Task goal
Using the data below, repeat all of it precisely.

Given records
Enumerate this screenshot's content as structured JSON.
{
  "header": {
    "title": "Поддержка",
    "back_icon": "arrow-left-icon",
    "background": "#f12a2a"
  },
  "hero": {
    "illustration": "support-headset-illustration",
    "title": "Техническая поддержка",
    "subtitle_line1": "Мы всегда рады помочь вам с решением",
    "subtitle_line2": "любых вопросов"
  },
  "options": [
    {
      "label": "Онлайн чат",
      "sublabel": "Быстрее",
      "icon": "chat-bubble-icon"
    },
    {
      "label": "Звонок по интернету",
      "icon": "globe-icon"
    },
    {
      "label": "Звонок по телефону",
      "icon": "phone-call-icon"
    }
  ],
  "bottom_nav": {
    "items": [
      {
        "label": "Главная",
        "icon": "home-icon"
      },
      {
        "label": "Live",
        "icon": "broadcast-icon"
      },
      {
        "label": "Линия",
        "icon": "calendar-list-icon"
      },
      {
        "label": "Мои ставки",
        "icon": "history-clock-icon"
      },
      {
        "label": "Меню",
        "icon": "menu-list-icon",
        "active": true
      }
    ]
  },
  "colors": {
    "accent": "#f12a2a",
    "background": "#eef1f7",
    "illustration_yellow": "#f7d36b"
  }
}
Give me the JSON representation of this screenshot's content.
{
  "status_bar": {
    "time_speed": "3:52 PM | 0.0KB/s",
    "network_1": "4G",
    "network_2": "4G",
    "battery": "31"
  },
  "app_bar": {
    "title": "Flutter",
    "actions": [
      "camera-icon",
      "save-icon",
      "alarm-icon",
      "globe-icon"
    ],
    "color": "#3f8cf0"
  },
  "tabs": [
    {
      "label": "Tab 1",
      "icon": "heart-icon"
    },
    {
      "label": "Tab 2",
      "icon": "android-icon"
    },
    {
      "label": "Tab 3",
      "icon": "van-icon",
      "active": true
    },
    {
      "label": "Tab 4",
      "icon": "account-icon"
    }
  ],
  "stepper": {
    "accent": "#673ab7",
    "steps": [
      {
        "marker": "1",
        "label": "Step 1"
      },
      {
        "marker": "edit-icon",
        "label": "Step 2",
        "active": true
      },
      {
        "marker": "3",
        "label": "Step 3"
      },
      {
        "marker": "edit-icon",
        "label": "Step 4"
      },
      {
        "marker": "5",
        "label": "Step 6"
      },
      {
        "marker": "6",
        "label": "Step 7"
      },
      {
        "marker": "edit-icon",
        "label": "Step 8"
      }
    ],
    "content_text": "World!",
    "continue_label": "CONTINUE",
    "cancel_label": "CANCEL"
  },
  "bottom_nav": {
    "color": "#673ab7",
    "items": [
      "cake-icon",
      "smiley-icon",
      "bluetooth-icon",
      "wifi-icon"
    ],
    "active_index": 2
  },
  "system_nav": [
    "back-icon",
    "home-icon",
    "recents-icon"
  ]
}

Correct response
Enumerate this screenshot's content as structured JSON.
{
  "header": {
    "title": "Поддержка",
    "back_icon": "arrow-left-icon",
    "background": "#f12a2a"
  },
  "hero": {
    "illustration": "support-headset-illustration",
    "title": "Техническая поддержка",
    "subtitle_line1": "Мы всегда рады помочь вам с решением",
    "subtitle_line2": "любых вопросов"
  },
  "options": [
    {
      "label": "Онлайн чат",
      "sublabel": "Быстрее",
      "icon": "chat-bubble-icon"
    },
    {
      "label": "Звонок по интернету",
      "icon": "globe-icon"
    },
    {
      "label": "Звонок по телефону",
      "icon": "phone-call-icon"
    }
  ],
  "bottom_nav": {
    "items": [
      {
        "label": "Главная",
        "icon": "home-icon"
      },
      {
        "label": "Live",
        "icon": "broadcast-icon"
      },
      {
        "label": "Линия",
        "icon": "calendar-list-icon"
      },
      {
        "label": "Мои ставки",
        "icon": "history-clock-icon"
      },
      {
        "label": "Меню",
        "icon": "menu-list-icon",
        "active": true
      }
    ]
  },
  "colors": {
    "accent": "#f12a2a",
    "background": "#eef1f7",
    "illustration_yellow": "#f7d36b"
  }
}
Give me the JSON representation of this screenshot's content.
{
  "status_bar": {
    "time_speed": "3:52 PM | 0.0KB/s",
    "network_1": "4G",
    "network_2": "4G",
    "battery": "31"
  },
  "app_bar": {
    "title": "Flutter",
    "actions": [
      "camera-icon",
      "save-icon",
      "alarm-icon",
      "globe-icon"
    ],
    "color": "#3f8cf0"
  },
  "tabs": [
    {
      "label": "Tab 1",
      "icon": "heart-icon"
    },
    {
      "label": "Tab 2",
      "icon": "android-icon"
    },
    {
      "label": "Tab 3",
      "icon": "van-icon",
      "active": true
    },
    {
      "label": "Tab 4",
      "icon": "account-icon"
    }
  ],
  "stepper": {
    "accent": "#673ab7",
    "steps": [
      {
        "marker": "1",
        "label": "Step 1"
      },
      {
        "marker": "edit-icon",
        "label": "Step 2",
        "active": true
      },
      {
        "marker": "3",
        "label": "Step 3"
      },
      {
        "marker": "edit-icon",
        "label": "Step 4"
      },
      {
        "marker": "5",
        "label": "Step 6"
      },
      {
        "marker": "6",
        "label": "Step 7"
      },
      {
        "marker": "edit-icon",
        "label": "Step 8"
      }
    ],
    "content_text": "World!",
    "continue_label": "CONTINUE",
    "cancel_label": "CANCEL"
  },
  "bottom_nav": {
    "color": "#673ab7",
    "items": [
      "cake-icon",
      "smiley-icon",
      "bluetooth-icon",
      "wifi-icon"
    ],
    "active_index": 2
  },
  "system_nav": [
    "back-icon",
    "home-icon",
    "recents-icon"
  ]
}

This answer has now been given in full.